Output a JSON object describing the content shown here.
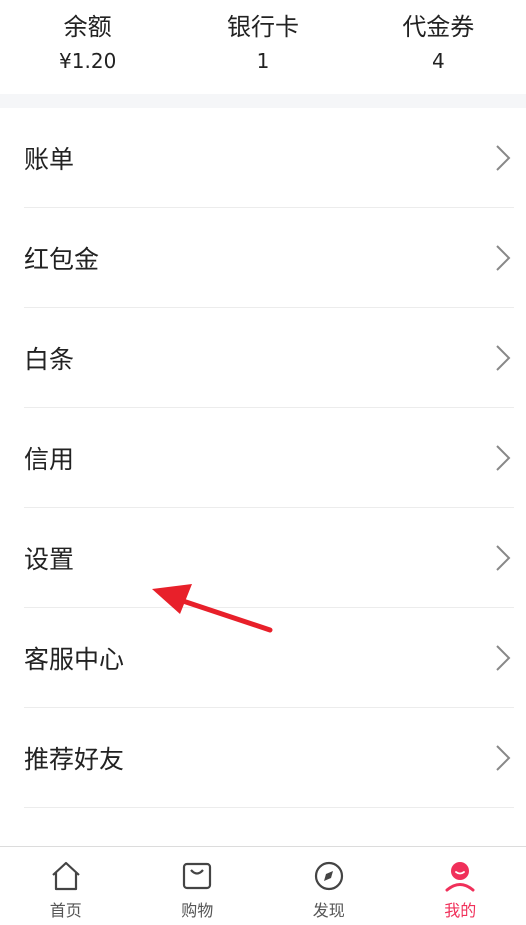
{
  "stats": [
    {
      "label": "余额",
      "value": "¥1.20"
    },
    {
      "label": "银行卡",
      "value": "1"
    },
    {
      "label": "代金券",
      "value": "4"
    }
  ],
  "menu": {
    "items": [
      {
        "label": "账单"
      },
      {
        "label": "红包金"
      },
      {
        "label": "白条"
      },
      {
        "label": "信用"
      },
      {
        "label": "设置"
      },
      {
        "label": "客服中心"
      },
      {
        "label": "推荐好友"
      }
    ]
  },
  "tabbar": {
    "items": [
      {
        "label": "首页",
        "icon": "home-icon"
      },
      {
        "label": "购物",
        "icon": "shopping-bag-icon"
      },
      {
        "label": "发现",
        "icon": "compass-icon"
      },
      {
        "label": "我的",
        "icon": "profile-icon",
        "active": true
      }
    ]
  },
  "colors": {
    "accent": "#f0305a",
    "annotation_arrow": "#e8202a",
    "divider": "#ececec",
    "section_gap": "#f5f6f8"
  }
}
# # # # #
» What to work on:
Using the listing, copy every line where the word "icon" shows up.

» Exercise output:
        "icon": "home-icon"
        "icon": "shopping-bag-icon"
        "icon": "compass-icon"
        "icon": "profile-icon",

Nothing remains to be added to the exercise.